- [Task directions]
Examine the records and identify each line that includes the string "houses". Copy those lines.

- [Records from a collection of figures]
---

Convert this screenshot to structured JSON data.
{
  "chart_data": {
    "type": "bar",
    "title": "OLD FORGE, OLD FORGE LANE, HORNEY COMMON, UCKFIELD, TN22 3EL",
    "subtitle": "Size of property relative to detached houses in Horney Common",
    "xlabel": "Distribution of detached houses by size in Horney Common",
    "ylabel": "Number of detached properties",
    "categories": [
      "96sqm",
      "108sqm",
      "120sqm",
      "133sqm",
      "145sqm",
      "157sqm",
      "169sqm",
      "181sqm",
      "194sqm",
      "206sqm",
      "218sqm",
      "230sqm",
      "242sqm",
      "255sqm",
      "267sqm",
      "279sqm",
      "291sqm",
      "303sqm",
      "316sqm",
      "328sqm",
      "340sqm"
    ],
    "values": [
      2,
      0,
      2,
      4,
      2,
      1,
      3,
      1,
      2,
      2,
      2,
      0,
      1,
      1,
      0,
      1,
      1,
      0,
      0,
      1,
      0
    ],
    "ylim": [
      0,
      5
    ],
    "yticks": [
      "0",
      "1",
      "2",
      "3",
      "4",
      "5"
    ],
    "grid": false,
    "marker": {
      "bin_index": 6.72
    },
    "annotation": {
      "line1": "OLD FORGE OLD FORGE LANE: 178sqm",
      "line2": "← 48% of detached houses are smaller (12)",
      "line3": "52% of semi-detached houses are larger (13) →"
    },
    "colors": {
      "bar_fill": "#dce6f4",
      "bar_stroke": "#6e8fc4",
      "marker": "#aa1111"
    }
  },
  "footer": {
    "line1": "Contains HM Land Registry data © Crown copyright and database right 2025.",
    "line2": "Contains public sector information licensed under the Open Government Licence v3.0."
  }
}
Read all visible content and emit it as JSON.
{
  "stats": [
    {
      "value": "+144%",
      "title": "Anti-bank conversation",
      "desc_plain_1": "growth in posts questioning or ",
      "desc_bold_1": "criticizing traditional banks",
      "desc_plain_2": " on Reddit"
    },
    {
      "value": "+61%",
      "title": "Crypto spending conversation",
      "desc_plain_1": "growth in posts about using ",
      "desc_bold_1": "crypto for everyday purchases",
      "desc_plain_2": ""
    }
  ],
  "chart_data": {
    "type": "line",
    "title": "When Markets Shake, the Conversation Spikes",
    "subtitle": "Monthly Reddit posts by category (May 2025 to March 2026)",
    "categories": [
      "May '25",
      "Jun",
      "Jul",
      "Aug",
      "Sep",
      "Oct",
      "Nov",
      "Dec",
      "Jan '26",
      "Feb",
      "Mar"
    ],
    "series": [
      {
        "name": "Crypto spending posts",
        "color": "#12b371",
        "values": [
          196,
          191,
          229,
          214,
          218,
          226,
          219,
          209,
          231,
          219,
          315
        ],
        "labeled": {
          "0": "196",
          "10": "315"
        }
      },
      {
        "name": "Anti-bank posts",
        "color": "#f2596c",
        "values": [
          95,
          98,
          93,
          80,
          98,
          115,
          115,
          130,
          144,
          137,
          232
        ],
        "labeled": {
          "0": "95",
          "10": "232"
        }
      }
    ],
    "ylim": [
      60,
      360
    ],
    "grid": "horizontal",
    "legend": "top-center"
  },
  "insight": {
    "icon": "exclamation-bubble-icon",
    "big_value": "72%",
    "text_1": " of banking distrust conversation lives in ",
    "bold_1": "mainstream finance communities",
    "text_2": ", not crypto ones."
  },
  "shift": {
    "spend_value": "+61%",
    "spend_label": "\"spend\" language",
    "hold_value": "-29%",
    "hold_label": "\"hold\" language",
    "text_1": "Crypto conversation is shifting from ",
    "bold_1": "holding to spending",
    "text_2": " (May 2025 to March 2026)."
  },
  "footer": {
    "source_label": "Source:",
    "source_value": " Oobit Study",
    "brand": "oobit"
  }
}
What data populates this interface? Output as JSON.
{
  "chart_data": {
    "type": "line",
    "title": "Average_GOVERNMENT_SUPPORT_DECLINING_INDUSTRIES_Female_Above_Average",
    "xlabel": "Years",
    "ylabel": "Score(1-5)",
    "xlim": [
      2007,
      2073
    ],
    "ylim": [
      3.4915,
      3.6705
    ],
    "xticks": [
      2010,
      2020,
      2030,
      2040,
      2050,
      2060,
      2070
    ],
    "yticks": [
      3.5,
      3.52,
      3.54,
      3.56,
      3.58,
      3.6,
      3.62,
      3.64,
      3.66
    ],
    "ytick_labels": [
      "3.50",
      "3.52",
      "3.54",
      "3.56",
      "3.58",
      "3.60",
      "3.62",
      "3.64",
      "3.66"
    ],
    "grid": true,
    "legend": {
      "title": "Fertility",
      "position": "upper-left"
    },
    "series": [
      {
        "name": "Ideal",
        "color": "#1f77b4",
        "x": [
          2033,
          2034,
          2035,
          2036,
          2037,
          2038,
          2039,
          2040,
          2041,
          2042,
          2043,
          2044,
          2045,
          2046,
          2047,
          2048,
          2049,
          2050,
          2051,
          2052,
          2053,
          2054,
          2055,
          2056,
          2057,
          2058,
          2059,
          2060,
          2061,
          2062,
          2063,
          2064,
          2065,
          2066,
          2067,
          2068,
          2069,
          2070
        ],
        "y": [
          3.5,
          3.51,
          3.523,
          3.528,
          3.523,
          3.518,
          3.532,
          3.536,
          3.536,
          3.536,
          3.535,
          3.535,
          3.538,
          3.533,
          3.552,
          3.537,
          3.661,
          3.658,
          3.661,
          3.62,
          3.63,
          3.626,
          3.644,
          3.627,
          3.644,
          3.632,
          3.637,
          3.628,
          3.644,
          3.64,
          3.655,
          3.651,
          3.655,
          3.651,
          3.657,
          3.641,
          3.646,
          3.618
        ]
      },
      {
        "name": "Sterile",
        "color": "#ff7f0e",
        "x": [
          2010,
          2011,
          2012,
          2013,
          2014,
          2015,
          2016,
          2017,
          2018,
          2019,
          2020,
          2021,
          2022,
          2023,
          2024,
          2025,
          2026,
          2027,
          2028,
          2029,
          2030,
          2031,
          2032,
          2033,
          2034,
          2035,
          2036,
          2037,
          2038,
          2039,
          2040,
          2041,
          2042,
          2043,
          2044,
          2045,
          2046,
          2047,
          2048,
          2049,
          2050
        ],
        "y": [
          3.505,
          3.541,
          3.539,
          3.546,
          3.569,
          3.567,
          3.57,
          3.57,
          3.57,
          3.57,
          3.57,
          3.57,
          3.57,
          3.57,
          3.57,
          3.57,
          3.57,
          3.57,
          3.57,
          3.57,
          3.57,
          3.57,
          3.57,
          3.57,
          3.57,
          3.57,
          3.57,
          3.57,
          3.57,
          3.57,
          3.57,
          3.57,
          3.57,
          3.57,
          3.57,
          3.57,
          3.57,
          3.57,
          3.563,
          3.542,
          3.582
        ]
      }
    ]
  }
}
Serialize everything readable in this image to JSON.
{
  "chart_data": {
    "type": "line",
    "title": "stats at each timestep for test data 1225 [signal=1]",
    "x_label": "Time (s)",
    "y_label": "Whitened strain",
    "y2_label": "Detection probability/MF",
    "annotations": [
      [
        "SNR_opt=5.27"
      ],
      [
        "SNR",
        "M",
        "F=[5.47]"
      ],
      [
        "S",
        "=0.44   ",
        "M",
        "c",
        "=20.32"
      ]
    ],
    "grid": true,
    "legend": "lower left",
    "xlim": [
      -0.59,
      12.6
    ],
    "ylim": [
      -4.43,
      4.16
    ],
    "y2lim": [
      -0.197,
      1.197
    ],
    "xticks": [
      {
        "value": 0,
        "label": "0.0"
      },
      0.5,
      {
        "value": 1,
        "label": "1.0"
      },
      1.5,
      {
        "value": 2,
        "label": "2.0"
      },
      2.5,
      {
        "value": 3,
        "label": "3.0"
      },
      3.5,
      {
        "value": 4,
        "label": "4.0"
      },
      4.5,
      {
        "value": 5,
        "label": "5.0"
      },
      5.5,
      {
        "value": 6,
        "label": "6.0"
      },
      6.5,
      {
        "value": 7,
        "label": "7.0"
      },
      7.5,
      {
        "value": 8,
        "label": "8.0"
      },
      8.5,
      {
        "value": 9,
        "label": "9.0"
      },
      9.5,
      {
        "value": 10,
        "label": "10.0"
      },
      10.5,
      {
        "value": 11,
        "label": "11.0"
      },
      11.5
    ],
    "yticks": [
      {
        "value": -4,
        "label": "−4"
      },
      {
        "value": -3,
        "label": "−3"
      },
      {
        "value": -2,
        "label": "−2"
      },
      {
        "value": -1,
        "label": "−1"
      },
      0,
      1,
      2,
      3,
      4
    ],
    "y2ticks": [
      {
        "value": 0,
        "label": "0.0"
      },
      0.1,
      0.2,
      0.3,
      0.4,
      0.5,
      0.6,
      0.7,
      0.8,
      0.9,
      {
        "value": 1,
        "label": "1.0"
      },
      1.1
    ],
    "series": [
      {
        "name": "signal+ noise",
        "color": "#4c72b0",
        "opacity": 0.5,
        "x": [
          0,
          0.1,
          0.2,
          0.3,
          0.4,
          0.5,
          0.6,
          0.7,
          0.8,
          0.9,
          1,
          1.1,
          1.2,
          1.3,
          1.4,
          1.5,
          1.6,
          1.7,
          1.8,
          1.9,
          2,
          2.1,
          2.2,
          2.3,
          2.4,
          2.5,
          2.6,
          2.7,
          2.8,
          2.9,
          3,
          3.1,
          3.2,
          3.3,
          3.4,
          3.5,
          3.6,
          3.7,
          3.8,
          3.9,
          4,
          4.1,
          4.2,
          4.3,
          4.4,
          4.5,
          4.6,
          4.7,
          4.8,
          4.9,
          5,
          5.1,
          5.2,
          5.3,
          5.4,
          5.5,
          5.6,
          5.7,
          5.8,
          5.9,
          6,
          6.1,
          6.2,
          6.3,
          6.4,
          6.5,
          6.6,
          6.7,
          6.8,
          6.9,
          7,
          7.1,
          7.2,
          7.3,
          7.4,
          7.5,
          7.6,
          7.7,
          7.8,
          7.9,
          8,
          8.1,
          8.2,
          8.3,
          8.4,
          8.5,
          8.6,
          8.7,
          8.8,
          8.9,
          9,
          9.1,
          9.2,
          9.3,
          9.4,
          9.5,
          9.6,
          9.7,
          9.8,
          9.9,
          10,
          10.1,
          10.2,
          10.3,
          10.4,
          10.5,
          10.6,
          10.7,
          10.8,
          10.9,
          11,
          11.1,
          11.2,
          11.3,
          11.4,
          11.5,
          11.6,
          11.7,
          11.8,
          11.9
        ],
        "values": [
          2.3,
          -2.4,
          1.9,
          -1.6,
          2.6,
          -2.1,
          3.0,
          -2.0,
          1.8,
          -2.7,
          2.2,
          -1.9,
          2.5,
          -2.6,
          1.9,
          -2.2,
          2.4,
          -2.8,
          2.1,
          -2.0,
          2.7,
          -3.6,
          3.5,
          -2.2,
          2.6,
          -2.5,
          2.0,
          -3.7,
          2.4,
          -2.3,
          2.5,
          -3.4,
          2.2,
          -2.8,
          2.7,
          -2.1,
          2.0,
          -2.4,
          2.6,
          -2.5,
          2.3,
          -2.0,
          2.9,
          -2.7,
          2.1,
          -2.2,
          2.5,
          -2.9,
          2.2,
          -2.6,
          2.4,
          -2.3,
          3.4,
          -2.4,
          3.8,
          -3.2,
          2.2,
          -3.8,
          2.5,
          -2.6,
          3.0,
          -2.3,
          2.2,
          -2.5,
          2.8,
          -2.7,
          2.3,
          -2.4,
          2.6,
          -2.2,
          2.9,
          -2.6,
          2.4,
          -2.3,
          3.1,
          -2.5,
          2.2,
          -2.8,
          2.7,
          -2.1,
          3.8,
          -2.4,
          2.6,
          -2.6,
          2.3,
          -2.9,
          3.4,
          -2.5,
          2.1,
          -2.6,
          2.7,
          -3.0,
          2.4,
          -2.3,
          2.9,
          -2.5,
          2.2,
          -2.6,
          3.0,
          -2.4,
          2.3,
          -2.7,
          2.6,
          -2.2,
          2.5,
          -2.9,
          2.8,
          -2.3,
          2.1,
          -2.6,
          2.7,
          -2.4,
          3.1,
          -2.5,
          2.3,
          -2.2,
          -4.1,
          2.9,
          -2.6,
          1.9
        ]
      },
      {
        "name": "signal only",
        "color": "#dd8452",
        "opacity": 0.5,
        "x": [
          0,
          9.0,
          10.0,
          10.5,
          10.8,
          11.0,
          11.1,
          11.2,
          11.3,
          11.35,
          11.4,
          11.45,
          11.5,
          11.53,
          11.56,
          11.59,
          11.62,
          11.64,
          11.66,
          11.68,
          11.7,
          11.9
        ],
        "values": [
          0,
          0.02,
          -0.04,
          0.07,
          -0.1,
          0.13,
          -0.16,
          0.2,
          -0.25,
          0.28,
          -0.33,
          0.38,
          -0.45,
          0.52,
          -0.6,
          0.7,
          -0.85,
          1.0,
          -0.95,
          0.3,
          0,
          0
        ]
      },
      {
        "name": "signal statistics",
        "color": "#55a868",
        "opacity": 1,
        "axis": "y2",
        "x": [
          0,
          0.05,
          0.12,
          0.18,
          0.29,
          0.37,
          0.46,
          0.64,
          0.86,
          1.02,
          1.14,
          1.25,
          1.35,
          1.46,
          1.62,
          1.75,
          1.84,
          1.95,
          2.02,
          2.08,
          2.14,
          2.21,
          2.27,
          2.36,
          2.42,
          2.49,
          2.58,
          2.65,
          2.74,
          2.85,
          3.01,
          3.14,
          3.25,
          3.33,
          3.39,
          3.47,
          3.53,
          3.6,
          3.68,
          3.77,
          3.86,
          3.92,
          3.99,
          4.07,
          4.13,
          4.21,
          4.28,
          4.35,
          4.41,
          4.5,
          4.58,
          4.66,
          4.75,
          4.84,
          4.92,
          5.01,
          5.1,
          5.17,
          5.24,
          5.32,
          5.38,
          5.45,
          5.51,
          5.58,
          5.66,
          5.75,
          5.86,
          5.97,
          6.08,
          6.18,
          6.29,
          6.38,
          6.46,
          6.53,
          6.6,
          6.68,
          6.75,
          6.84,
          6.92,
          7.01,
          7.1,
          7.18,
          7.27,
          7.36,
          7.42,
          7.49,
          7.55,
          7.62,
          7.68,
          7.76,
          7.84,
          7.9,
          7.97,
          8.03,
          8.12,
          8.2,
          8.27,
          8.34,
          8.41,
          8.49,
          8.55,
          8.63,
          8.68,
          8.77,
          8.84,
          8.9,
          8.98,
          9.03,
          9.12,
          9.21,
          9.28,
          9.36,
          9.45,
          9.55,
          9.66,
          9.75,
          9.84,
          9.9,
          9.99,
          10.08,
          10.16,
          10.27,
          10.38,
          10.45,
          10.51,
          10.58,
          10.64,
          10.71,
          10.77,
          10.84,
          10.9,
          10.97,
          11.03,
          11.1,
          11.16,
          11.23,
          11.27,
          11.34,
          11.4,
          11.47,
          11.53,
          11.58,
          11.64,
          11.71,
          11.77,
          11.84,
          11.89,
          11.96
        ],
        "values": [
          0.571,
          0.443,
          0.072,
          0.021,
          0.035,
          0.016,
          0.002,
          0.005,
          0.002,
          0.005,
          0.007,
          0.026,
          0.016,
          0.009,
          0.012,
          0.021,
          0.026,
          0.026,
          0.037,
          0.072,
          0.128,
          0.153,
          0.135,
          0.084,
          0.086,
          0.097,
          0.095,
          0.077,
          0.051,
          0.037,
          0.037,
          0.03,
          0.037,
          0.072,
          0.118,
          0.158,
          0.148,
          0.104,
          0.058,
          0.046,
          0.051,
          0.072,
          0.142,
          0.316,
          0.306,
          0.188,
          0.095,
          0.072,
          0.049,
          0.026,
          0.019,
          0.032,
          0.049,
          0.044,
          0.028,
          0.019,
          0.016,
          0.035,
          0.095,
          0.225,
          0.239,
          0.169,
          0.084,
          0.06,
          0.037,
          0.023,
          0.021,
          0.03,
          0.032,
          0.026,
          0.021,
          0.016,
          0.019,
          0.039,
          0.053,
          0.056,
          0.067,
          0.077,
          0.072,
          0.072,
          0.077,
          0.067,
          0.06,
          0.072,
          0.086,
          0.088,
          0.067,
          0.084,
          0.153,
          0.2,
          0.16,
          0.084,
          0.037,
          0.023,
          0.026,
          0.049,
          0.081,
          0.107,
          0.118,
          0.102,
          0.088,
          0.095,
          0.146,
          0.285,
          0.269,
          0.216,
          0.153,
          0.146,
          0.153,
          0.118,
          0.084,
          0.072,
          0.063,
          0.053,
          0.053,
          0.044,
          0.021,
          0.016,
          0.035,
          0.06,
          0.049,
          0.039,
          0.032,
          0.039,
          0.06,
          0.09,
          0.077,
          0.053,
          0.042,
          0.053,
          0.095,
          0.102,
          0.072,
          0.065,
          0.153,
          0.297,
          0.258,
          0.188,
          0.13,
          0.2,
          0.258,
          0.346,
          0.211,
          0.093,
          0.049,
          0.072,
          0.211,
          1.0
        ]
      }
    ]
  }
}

---

- [Correct answer]
    "subtitle": "Size of property relative to detached houses in Horney Common",
    "xlabel": "Distribution of detached houses by size in Horney Common",
      "line2": "← 48% of detached houses are smaller (12)",
      "line3": "52% of semi-detached houses are larger (13) →"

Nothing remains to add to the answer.